== Segment start ==
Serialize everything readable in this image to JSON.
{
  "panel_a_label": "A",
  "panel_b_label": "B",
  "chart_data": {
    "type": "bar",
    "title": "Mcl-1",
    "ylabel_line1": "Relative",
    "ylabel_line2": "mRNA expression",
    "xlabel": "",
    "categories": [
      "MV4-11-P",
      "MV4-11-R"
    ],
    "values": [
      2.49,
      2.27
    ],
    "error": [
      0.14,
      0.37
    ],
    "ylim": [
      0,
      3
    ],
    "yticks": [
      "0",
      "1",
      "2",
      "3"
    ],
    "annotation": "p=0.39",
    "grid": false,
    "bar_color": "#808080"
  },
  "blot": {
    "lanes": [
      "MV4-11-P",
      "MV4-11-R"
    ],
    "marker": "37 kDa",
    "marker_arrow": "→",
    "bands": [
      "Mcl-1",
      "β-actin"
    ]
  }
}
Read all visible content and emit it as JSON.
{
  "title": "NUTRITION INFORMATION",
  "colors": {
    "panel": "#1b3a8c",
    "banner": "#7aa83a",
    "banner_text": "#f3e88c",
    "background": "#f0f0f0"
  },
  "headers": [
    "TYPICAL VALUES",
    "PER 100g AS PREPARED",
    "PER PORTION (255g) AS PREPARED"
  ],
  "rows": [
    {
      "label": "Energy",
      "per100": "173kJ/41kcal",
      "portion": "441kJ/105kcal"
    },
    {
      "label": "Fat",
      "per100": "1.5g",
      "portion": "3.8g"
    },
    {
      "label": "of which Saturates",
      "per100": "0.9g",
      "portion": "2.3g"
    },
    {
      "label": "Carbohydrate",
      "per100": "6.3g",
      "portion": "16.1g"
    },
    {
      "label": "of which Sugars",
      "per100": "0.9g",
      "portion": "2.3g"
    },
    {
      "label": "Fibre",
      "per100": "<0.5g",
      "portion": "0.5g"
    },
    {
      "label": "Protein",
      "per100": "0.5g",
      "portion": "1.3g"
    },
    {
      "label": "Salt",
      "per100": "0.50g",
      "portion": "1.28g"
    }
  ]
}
== Segment end ==
# Your task:
Return a copy of every line in the records that includes the string "JSON".

# Task output:
Serialize everything readable in this image to JSON.
Read all visible content and emit it as JSON.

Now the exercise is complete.